## SHORT EXERCISE
Each record that follows should be repeated exactly, minus any images.

## THE RECORDS
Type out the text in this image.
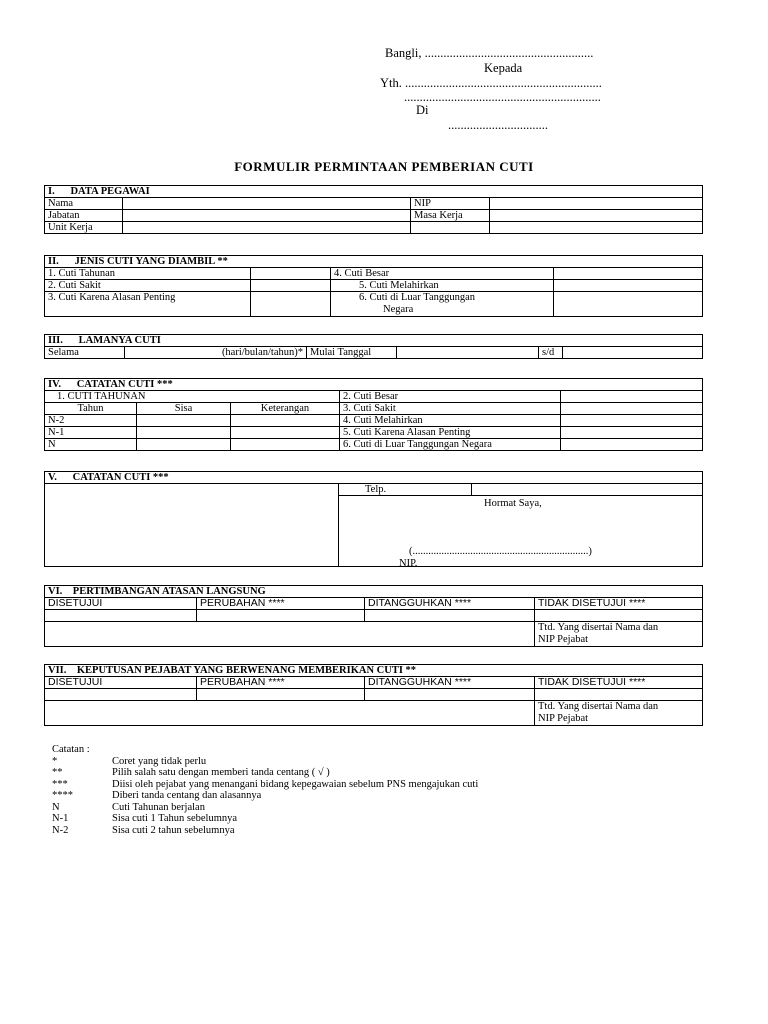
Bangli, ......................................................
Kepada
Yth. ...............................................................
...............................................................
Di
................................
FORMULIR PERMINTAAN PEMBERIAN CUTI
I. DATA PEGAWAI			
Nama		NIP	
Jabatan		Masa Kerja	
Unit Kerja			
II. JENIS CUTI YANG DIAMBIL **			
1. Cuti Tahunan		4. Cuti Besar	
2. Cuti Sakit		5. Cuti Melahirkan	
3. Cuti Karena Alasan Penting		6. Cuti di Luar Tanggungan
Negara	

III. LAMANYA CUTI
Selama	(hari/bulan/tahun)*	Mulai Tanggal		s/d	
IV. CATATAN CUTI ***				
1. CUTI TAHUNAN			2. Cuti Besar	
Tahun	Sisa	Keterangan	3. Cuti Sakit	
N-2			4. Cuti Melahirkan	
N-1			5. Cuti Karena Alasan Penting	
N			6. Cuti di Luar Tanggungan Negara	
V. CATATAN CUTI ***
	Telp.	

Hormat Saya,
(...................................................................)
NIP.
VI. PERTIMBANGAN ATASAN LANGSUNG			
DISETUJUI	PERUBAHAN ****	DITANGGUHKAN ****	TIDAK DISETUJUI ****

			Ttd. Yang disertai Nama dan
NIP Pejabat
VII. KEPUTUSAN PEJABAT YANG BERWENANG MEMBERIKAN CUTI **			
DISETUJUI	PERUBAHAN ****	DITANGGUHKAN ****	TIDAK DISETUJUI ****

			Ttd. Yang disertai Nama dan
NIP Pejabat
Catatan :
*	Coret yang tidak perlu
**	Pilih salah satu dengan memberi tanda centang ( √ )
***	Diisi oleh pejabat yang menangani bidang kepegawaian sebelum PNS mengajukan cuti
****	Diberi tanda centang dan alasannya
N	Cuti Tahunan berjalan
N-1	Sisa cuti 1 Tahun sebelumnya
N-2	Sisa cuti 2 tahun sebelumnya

## EXERCISE ANSWER
Type out the text in this image.
Bangli, ......................................................
Kepada
Yth. ...............................................................
...............................................................
Di
................................
FORMULIR PERMINTAAN PEMBERIAN CUTI
I. DATA PEGAWAI			
Nama		NIP	
Jabatan		Masa Kerja	
Unit Kerja			
II. JENIS CUTI YANG DIAMBIL **			
1. Cuti Tahunan		4. Cuti Besar	
2. Cuti Sakit		5. Cuti Melahirkan	
3. Cuti Karena Alasan Penting		6. Cuti di Luar Tanggungan
Negara	

III. LAMANYA CUTI
Selama	(hari/bulan/tahun)*	Mulai Tanggal		s/d	
IV. CATATAN CUTI ***				
1. CUTI TAHUNAN			2. Cuti Besar	
Tahun	Sisa	Keterangan	3. Cuti Sakit	
N-2			4. Cuti Melahirkan	
N-1			5. Cuti Karena Alasan Penting	
N			6. Cuti di Luar Tanggungan Negara	
V. CATATAN CUTI ***
	Telp.	

Hormat Saya,
(...................................................................)
NIP.
VI. PERTIMBANGAN ATASAN LANGSUNG			
DISETUJUI	PERUBAHAN ****	DITANGGUHKAN ****	TIDAK DISETUJUI ****

			Ttd. Yang disertai Nama dan
NIP Pejabat
VII. KEPUTUSAN PEJABAT YANG BERWENANG MEMBERIKAN CUTI **			
DISETUJUI	PERUBAHAN ****	DITANGGUHKAN ****	TIDAK DISETUJUI ****

			Ttd. Yang disertai Nama dan
NIP Pejabat
Catatan :
*	Coret yang tidak perlu
**	Pilih salah satu dengan memberi tanda centang ( √ )
***	Diisi oleh pejabat yang menangani bidang kepegawaian sebelum PNS mengajukan cuti
****	Diberi tanda centang dan alasannya
N	Cuti Tahunan berjalan
N-1	Sisa cuti 1 Tahun sebelumnya
N-2	Sisa cuti 2 tahun sebelumnya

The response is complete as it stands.